--- BEGIN ---

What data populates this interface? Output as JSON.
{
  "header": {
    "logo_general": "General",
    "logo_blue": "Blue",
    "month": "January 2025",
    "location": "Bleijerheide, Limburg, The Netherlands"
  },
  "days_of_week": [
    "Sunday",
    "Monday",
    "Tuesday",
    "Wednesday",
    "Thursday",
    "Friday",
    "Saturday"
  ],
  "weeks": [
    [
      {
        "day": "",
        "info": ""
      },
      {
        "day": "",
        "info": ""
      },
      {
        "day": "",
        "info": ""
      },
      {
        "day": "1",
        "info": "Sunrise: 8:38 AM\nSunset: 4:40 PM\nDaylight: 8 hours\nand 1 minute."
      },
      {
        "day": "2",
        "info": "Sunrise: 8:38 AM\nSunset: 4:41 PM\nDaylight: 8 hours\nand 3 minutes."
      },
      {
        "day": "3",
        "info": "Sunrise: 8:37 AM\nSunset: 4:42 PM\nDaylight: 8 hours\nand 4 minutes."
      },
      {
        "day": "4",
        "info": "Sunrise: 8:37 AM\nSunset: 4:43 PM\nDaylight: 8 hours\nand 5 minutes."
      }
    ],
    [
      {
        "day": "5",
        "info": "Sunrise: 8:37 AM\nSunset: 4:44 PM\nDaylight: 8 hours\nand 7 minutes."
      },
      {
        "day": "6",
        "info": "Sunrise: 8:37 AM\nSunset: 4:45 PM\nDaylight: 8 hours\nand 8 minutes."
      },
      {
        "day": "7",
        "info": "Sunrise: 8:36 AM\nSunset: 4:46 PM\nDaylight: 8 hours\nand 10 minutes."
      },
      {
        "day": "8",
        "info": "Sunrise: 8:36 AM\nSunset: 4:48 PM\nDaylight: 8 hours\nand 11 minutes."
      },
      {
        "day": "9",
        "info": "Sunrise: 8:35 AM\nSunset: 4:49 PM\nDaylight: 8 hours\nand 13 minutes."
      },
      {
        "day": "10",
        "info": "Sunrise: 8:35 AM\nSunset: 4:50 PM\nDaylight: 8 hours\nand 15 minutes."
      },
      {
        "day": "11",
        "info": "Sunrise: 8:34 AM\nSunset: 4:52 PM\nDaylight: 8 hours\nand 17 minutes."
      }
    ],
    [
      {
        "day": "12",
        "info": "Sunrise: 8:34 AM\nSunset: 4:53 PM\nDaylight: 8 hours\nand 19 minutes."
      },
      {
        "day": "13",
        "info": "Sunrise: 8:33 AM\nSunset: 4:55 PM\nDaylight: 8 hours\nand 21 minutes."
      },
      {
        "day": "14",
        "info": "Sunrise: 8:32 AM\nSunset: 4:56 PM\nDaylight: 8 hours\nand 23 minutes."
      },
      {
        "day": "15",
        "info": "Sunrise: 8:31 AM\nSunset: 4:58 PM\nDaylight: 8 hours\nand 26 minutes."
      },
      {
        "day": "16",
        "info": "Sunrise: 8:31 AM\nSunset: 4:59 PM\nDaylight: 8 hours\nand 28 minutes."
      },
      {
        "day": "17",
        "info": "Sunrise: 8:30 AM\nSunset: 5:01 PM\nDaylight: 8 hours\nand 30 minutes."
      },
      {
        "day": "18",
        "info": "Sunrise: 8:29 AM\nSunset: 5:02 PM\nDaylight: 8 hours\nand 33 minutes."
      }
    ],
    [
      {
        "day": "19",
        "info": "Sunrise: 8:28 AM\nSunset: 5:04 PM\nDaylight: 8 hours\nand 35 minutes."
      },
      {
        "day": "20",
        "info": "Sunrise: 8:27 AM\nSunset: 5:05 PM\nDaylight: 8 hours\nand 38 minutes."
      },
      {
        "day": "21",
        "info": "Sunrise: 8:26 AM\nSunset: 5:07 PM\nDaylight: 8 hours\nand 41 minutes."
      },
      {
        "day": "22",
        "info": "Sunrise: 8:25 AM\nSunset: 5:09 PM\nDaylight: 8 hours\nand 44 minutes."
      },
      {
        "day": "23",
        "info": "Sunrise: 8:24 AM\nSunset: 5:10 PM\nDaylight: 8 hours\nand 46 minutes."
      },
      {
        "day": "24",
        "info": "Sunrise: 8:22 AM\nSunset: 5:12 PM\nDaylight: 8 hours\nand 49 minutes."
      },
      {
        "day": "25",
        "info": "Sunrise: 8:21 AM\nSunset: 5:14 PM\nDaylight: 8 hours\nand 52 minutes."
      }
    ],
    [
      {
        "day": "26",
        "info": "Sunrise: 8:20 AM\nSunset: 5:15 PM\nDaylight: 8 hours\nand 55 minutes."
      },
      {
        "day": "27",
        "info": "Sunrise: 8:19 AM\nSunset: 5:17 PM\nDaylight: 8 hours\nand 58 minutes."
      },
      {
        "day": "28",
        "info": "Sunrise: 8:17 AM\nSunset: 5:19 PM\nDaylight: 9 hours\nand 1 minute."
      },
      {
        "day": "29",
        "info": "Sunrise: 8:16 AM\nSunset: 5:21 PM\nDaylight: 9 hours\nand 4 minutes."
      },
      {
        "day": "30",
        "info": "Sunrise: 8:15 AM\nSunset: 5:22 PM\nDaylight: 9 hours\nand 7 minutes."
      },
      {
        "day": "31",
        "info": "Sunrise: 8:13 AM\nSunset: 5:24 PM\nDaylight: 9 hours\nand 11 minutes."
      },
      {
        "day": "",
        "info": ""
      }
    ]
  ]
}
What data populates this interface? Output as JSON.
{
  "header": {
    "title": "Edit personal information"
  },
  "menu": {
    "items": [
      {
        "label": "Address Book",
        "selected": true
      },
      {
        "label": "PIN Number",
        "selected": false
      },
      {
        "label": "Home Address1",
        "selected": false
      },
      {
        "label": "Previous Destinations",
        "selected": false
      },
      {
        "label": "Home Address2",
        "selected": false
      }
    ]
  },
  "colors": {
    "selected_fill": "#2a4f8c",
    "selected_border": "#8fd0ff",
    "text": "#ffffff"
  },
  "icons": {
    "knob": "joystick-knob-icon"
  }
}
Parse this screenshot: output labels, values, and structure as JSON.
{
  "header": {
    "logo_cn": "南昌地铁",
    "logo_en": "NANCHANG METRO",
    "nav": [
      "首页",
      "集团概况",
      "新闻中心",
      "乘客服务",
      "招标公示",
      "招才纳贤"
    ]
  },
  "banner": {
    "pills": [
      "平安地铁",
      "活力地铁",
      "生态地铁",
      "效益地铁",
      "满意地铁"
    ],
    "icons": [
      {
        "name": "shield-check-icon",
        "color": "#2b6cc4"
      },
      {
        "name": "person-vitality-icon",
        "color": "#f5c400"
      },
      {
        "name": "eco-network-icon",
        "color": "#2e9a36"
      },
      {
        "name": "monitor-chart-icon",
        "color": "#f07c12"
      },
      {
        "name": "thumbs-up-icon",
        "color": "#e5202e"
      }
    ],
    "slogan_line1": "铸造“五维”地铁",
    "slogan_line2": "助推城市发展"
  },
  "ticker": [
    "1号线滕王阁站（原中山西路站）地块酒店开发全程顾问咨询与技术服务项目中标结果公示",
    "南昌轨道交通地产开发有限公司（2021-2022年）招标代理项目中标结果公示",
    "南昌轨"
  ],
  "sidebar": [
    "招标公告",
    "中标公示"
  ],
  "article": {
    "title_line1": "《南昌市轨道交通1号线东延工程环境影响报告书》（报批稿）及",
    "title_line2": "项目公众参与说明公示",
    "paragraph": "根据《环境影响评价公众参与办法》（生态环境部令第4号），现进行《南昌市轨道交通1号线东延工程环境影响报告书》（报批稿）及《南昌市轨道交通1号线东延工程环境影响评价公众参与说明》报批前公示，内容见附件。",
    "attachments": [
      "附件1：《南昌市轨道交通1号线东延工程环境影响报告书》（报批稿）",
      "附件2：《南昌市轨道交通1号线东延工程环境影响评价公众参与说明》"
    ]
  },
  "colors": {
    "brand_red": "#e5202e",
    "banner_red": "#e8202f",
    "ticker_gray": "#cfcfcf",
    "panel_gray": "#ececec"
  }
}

--- END ---

= Problem requirements =
In the listing above, locate each line with "Home" and copy it.

= Output =
        "label": "Home Address1",
        "label": "Home Address2",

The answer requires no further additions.